* _EXCERTO FORNECIDO_
━━━━━━
O governador do Banco de Portugal insiste, contudo, que se crie um sistema de “titularização que mitigue a perda de capital associada“. A este propósito, Carlos Costa lembra que em 2008 e 2009 houve um regime de exceção (waiver) da política de ajudas públicas da UE que permitiu ajudar os bancos do norte da Europa a libertarem-se da sua exposição ao mercado subprime norte-americano.

Carlos Costa indicou que teria sido importante fazer um “banco mau” deste género na altura do resgate da troika mas isso foi impossível porque levaria a uma subida dos níveis de dívida pública para níveis insustentáveis. A opção passou, portanto, pela digestão gradual dos problemas, diz Carlos Costa, que confessou invejar a situação do seu colega irlandês [na Irlanda e em Espanha houve programas deste tipo].

Se for negociado com as autoridades europeias esse waiver, isso permitirá “intervir sem encostar os bancos ao mecanismo perigoso da resolução“, diz Carlos Costa, lembrando que, na altura, os bancos do sul da Europa não tiveram problemas (em 2008 e 2009) porque tinham de ir ao mercado buscar poupança (dos outros), não o contrário.

Importante para a banca nacional é, também, diz Carlos Costa, que se continue a trabalhar na modernização do modelo de negócio da banca e que haja um compromisso do Estado português para garantir que os chamados ativos impostos diferidos (DTA) se cristalizem como ativos que contem para o capital regulatório. Esses ativos, que estão relacionados com a capacidade de descontar impostos em lucros futuros graças a prejuízos passados, são um “elemento importante nos balanços dos bancos”. “Trata-se de um elemento intangível – não pode ser titulado – mas é importante que o soberano torne tangíveis e permanentes estes ativos, de forma que estes possam integrar o capital – caso contrário este capital irá desaparecer em termos regulatórios, o que criaria uma pressão muito grande sobre o sistema financeiro português”.
━━━━━━
* _Listagens de localização de elementos_
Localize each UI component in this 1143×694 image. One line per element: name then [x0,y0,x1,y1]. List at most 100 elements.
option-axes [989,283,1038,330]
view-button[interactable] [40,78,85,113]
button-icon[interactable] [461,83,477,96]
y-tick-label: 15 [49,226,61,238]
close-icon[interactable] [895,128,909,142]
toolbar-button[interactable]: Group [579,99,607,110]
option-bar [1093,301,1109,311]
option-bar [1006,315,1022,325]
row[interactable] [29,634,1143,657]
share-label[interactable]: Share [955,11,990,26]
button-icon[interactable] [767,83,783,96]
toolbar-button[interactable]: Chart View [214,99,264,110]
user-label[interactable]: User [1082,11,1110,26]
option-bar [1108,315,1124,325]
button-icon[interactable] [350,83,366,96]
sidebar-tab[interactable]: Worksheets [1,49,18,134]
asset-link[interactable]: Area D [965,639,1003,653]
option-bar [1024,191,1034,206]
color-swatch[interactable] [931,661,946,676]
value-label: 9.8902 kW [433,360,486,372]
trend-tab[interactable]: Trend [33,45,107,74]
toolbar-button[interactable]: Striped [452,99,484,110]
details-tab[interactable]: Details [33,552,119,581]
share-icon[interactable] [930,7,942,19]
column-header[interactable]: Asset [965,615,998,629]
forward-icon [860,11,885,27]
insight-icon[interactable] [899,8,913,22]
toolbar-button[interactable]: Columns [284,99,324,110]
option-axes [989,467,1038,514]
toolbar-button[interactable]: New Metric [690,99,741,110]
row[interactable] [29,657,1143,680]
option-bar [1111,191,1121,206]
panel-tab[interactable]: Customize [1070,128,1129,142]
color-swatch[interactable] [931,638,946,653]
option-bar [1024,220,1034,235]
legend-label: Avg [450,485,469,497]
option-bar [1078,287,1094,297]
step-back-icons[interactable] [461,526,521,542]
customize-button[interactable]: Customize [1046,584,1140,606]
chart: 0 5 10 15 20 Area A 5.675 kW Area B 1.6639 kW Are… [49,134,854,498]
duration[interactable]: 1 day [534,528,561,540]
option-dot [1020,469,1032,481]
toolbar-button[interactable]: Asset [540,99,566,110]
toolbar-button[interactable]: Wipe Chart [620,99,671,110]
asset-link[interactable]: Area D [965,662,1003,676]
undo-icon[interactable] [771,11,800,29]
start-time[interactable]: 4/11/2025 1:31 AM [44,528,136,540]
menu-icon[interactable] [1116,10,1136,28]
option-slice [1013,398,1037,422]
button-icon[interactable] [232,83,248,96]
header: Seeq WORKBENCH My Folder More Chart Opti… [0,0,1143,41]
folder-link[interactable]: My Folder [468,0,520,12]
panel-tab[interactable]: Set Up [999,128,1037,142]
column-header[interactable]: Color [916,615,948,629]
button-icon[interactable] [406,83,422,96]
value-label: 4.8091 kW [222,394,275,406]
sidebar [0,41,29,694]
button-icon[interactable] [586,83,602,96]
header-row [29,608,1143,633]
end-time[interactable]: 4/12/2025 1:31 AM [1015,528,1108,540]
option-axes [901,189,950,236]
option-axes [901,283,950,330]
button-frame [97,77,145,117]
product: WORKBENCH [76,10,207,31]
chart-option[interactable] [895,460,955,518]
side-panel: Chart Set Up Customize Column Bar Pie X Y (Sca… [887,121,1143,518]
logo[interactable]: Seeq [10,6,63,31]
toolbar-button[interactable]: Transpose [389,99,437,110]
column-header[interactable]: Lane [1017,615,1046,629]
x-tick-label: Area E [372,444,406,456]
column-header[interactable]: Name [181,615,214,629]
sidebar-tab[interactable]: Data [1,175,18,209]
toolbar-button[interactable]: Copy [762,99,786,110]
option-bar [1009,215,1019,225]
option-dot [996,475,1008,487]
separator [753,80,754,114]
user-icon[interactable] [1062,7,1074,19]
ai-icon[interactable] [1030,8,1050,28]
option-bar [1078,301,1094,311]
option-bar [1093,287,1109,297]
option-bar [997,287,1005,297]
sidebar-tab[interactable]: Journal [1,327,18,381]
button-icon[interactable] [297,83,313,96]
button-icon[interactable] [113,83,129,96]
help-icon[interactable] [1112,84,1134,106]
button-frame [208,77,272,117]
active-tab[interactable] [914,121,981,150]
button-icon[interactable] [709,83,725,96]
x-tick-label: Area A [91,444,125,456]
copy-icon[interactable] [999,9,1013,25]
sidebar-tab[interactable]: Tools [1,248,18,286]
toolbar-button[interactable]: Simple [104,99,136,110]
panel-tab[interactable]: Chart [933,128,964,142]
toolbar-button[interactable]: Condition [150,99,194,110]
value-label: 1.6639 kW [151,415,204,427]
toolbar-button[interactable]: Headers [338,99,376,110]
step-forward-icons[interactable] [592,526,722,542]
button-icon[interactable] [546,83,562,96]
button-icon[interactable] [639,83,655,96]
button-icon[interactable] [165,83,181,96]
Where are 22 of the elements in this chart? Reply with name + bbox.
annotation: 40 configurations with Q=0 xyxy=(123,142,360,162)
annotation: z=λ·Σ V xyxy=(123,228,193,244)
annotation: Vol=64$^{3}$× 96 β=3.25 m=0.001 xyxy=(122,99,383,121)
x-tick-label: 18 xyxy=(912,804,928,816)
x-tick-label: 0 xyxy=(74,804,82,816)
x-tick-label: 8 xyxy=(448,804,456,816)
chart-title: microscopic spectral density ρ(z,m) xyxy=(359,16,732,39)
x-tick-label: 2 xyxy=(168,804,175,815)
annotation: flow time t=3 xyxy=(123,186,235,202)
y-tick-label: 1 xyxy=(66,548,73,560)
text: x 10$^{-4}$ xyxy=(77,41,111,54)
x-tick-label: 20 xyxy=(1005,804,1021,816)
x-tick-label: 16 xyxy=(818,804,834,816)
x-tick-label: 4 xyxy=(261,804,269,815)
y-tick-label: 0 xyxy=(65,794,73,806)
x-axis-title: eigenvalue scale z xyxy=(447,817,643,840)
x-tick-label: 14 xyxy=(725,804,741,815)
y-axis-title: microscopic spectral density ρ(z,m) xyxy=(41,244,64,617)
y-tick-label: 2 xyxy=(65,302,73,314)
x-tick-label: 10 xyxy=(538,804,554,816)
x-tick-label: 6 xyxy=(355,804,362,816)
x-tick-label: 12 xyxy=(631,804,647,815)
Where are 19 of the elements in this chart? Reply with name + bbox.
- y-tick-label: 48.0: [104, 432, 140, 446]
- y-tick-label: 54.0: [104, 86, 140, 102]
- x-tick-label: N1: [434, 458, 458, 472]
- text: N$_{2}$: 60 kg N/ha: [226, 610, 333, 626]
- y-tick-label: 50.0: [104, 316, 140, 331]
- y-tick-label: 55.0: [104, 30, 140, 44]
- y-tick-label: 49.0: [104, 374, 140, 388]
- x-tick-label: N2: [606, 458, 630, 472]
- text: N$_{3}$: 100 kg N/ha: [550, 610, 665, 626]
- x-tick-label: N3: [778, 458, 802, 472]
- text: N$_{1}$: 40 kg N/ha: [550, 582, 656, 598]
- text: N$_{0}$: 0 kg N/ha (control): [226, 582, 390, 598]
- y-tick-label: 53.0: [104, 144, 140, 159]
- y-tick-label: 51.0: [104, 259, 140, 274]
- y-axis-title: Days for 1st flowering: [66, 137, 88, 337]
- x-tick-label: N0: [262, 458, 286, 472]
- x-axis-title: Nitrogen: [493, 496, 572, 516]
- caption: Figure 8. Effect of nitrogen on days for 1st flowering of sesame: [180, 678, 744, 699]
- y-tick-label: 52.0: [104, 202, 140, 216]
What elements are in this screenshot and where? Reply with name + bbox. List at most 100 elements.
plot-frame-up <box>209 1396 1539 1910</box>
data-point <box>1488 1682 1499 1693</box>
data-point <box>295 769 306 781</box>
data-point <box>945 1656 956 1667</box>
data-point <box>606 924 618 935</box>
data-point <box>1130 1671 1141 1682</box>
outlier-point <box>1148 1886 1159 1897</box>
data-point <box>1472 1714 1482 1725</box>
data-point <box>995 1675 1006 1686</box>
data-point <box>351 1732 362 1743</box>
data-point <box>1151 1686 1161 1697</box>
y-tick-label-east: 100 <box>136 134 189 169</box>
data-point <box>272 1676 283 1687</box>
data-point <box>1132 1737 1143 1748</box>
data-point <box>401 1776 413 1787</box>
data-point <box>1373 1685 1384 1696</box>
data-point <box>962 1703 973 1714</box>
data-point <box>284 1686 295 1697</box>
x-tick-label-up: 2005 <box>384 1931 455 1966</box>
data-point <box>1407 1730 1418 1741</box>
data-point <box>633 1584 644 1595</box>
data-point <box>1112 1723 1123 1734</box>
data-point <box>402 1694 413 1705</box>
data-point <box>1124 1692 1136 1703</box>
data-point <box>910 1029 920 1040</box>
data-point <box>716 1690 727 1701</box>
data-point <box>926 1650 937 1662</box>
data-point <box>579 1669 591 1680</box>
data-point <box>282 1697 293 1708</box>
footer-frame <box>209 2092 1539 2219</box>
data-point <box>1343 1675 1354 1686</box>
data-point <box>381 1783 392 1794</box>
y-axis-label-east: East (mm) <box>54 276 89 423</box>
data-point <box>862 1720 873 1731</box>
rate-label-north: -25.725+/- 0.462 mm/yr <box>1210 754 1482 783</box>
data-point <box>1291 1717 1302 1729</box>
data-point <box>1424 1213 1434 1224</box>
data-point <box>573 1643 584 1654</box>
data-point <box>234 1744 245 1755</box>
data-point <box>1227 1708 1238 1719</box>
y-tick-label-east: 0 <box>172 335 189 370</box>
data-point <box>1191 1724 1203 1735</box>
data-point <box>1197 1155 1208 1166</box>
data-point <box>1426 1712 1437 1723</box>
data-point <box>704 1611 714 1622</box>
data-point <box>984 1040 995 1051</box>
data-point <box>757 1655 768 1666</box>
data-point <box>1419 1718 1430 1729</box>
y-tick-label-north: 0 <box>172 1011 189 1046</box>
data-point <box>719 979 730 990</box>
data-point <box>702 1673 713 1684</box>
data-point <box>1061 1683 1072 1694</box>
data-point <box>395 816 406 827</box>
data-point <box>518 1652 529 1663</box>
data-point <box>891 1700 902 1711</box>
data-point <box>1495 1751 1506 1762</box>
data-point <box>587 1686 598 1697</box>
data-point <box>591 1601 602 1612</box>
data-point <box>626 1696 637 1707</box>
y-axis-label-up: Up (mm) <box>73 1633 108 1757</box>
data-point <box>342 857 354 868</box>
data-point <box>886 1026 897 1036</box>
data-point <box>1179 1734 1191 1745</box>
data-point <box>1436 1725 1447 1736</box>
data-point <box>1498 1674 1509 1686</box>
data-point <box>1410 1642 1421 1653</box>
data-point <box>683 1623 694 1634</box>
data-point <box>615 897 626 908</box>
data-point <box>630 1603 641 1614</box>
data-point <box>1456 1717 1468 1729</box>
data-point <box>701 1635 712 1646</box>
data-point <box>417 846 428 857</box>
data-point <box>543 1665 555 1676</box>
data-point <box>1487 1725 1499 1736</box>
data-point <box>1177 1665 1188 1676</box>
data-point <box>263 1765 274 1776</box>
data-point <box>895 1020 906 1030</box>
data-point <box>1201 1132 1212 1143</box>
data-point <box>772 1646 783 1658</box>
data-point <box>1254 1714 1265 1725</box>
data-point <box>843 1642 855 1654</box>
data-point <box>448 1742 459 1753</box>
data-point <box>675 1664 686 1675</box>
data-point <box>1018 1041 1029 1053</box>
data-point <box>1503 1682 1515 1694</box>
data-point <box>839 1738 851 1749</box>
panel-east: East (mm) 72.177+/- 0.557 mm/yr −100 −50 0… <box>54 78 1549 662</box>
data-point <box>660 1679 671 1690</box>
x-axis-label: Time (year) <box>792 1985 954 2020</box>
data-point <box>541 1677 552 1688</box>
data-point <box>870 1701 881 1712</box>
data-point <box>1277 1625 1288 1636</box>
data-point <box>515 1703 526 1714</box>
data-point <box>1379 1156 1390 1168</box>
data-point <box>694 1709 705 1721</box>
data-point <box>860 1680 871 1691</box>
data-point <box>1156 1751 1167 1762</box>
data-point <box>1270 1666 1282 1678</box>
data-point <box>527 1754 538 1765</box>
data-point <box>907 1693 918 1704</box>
━━━━━━
* _EXERCÍCIO PROPOSTO A_
Extraia do excerto sobre o Banco de Portugal tudo o que vai de "O governador do" até "programas deste tipo].", sem alterar nada.
* _EXERCÍCIO PROPOSTO B_
Transcreva, pela ordem em que aparecem, todos os trechos que o excerto sobre o Banco de Portugal apresenta entre aspas.

* _RESULTADO DA TAREFA A_
O governador do Banco de Portugal insiste, contudo, que se crie um sistema de “titularização que mitigue a perda de capital associada“. A este propósito, Carlos Costa lembra que em 2008 e 2009 houve um regime de exceção (waiver) da política de ajudas públicas da UE que permitiu ajudar os bancos do norte da Europa a libertarem-se da sua exposição ao mercado subprime norte-americano.

Carlos Costa indicou que teria sido importante fazer um “banco mau” deste género na altura do resgate da troika mas isso foi impossível porque levaria a uma subida dos níveis de dívida pública para níveis insustentáveis. A opção passou, portanto, pela digestão gradual dos problemas, diz Carlos Costa, que confessou invejar a situação do seu colega irlandês [na Irlanda e em Espanha houve programas deste tipo].

* _RESULTADO DA TAREFA B_
1. titularização que mitigue a perda de capital associada
2. banco mau
3. intervir sem encostar os bancos ao mecanismo perigoso da resolução
4. elemento importante nos balanços dos bancos
5. Trata-se de um elemento intangível – não pode ser titulado – mas é importante que o soberano torne tangíveis e permanentes estes ativos, de forma que estes possam integrar o capital – caso contrário este capital irá desaparecer em termos regulatórios, o que criaria uma pressão muito grande sobre o sistema financeiro português